[Stored data entries]
______
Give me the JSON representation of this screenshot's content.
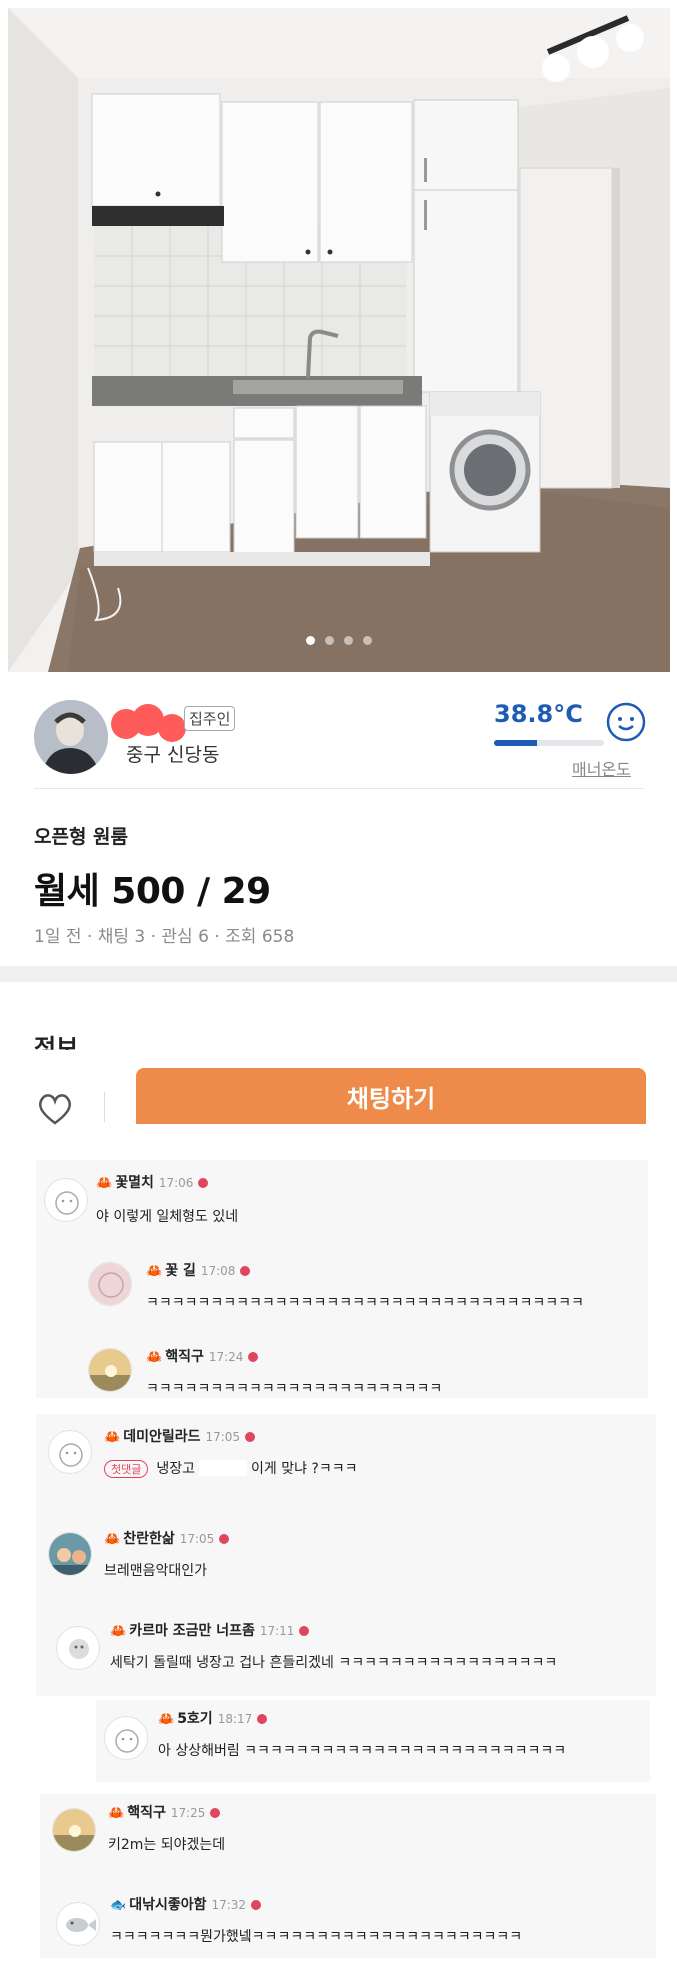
{
  "photo": {
    "dots": 4,
    "active_dot": 1
  },
  "seller": {
    "role_badge": "집주인",
    "location": "중구 신당동",
    "temperature": "38.8°C",
    "temperature_fraction": 0.39,
    "manner_label": "매너온도",
    "accent": "#1d5bb5"
  },
  "listing": {
    "category": "오픈형 원룸",
    "price": "월세 500 / 29",
    "meta": "1일 전 · 채팅 3 · 관심 6 · 조회 658",
    "section_title": "정보"
  },
  "bottom_bar": {
    "chat_button": "채팅하기",
    "chat_color": "#ee8b4b"
  },
  "comments": [
    {
      "nick": "꽃멸치",
      "time": "17:06",
      "text": "야 이렇게 일체형도 있네"
    },
    {
      "nick": "꽃 길",
      "time": "17:08",
      "text": "ㅋㅋㅋㅋㅋㅋㅋㅋㅋㅋㅋㅋㅋㅋㅋㅋㅋㅋㅋㅋㅋㅋㅋㅋㅋㅋㅋㅋㅋㅋㅋㅋㅋㅋ"
    },
    {
      "nick": "핵직구",
      "time": "17:24",
      "text": "ㅋㅋㅋㅋㅋㅋㅋㅋㅋㅋㅋㅋㅋㅋㅋㅋㅋㅋㅋㅋㅋㅋㅋ"
    },
    {
      "nick": "데미안릴라드",
      "time": "17:05",
      "tag": "첫댓글",
      "text_a": "냉장고",
      "text_b": "이게 맞냐 ?ㅋㅋㅋ"
    },
    {
      "nick": "찬란한삶",
      "time": "17:05",
      "text": "브레맨음악대인가"
    },
    {
      "nick": "카르마 조금만 너프좀",
      "time": "17:11",
      "text": "세탁기 돌릴때 냉장고 겁나 흔들리겠네 ㅋㅋㅋㅋㅋㅋㅋㅋㅋㅋㅋㅋㅋㅋㅋㅋㅋ"
    },
    {
      "nick": "5호기",
      "time": "18:17",
      "text": "아 상상해버림 ㅋㅋㅋㅋㅋㅋㅋㅋㅋㅋㅋㅋㅋㅋㅋㅋㅋㅋㅋㅋㅋㅋㅋㅋㅋ"
    },
    {
      "nick": "핵직구",
      "time": "17:25",
      "text": "키2m는 되야겠는데"
    },
    {
      "nick": "대낚시좋아함",
      "time": "17:32",
      "text": "ㅋㅋㅋㅋㅋㅋㅋ뭔가했넼ㅋㅋㅋㅋㅋㅋㅋㅋㅋㅋㅋㅋㅋㅋㅋㅋㅋㅋㅋㅋㅋ"
    }
  ]
}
______
● WHAT TO PRODUCE: Transcribe the complete set of entries verbatim. No pictures belong in the copy.

● WORKED SOLUTION:
Give me the JSON representation of this screenshot's content.
{
  "photo": {
    "dots": 4,
    "active_dot": 1
  },
  "seller": {
    "role_badge": "집주인",
    "location": "중구 신당동",
    "temperature": "38.8°C",
    "temperature_fraction": 0.39,
    "manner_label": "매너온도",
    "accent": "#1d5bb5"
  },
  "listing": {
    "category": "오픈형 원룸",
    "price": "월세 500 / 29",
    "meta": "1일 전 · 채팅 3 · 관심 6 · 조회 658",
    "section_title": "정보"
  },
  "bottom_bar": {
    "chat_button": "채팅하기",
    "chat_color": "#ee8b4b"
  },
  "comments": [
    {
      "nick": "꽃멸치",
      "time": "17:06",
      "text": "야 이렇게 일체형도 있네"
    },
    {
      "nick": "꽃 길",
      "time": "17:08",
      "text": "ㅋㅋㅋㅋㅋㅋㅋㅋㅋㅋㅋㅋㅋㅋㅋㅋㅋㅋㅋㅋㅋㅋㅋㅋㅋㅋㅋㅋㅋㅋㅋㅋㅋㅋ"
    },
    {
      "nick": "핵직구",
      "time": "17:24",
      "text": "ㅋㅋㅋㅋㅋㅋㅋㅋㅋㅋㅋㅋㅋㅋㅋㅋㅋㅋㅋㅋㅋㅋㅋ"
    },
    {
      "nick": "데미안릴라드",
      "time": "17:05",
      "tag": "첫댓글",
      "text_a": "냉장고",
      "text_b": "이게 맞냐 ?ㅋㅋㅋ"
    },
    {
      "nick": "찬란한삶",
      "time": "17:05",
      "text": "브레맨음악대인가"
    },
    {
      "nick": "카르마 조금만 너프좀",
      "time": "17:11",
      "text": "세탁기 돌릴때 냉장고 겁나 흔들리겠네 ㅋㅋㅋㅋㅋㅋㅋㅋㅋㅋㅋㅋㅋㅋㅋㅋㅋ"
    },
    {
      "nick": "5호기",
      "time": "18:17",
      "text": "아 상상해버림 ㅋㅋㅋㅋㅋㅋㅋㅋㅋㅋㅋㅋㅋㅋㅋㅋㅋㅋㅋㅋㅋㅋㅋㅋㅋ"
    },
    {
      "nick": "핵직구",
      "time": "17:25",
      "text": "키2m는 되야겠는데"
    },
    {
      "nick": "대낚시좋아함",
      "time": "17:32",
      "text": "ㅋㅋㅋㅋㅋㅋㅋ뭔가했넼ㅋㅋㅋㅋㅋㅋㅋㅋㅋㅋㅋㅋㅋㅋㅋㅋㅋㅋㅋㅋㅋ"
    }
  ]
}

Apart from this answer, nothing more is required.